• **Exercise**:
Examine the entries and show every line in which the word "luận" is found.

• **Records for the exercise**:
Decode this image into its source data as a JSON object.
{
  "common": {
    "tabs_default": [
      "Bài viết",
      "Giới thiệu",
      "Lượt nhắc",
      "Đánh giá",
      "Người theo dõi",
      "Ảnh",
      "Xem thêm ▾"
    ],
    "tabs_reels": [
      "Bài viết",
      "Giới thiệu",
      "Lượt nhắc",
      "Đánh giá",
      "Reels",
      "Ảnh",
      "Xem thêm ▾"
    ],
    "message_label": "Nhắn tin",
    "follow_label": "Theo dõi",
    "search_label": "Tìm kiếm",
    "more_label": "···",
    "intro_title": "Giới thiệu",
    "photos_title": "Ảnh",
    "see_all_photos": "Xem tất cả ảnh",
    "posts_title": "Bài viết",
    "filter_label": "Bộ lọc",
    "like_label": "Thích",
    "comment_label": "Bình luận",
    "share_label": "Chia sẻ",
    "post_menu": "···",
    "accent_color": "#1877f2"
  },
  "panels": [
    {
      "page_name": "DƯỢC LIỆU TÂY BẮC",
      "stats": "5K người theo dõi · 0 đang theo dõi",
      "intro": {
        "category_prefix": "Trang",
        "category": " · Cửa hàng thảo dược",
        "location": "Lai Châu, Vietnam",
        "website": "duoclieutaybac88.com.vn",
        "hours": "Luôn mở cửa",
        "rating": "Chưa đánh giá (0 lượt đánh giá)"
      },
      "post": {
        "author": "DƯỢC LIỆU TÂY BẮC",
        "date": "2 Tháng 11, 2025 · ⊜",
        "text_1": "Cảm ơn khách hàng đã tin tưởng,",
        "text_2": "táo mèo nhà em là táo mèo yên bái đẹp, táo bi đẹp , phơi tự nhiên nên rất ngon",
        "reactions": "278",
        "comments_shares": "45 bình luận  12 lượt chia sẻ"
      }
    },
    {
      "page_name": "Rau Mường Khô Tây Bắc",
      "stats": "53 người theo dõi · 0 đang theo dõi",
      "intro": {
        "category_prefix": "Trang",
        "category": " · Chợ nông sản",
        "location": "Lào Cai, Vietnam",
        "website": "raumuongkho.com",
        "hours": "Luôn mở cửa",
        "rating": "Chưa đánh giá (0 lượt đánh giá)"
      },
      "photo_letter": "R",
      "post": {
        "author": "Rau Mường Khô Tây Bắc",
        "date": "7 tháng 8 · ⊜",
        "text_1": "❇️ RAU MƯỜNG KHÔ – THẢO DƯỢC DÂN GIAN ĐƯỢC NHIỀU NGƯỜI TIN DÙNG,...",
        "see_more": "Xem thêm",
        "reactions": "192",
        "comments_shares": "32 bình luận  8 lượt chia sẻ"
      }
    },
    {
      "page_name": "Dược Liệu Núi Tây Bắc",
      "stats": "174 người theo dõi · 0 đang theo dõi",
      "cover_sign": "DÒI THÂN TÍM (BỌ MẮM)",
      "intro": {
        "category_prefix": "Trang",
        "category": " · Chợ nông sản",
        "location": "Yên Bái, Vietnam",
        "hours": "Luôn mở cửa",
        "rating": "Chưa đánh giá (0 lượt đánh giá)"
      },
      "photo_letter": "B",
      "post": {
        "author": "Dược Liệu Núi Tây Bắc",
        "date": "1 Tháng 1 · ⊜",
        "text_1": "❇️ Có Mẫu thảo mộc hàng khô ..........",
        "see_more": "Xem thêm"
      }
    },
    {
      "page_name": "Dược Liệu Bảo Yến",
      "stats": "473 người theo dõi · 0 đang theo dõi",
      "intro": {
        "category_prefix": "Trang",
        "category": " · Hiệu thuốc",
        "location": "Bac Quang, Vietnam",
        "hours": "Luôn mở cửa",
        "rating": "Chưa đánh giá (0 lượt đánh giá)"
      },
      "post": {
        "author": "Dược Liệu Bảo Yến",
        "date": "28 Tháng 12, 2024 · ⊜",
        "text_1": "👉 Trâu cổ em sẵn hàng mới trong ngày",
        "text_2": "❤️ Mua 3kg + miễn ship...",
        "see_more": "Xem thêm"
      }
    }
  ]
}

• **Written solution**:
    "comment_label": "Bình luận",
        "comments_shares": "45 bình luận  12 lượt chia sẻ"
        "comments_shares": "32 bình luận  8 lượt chia sẻ"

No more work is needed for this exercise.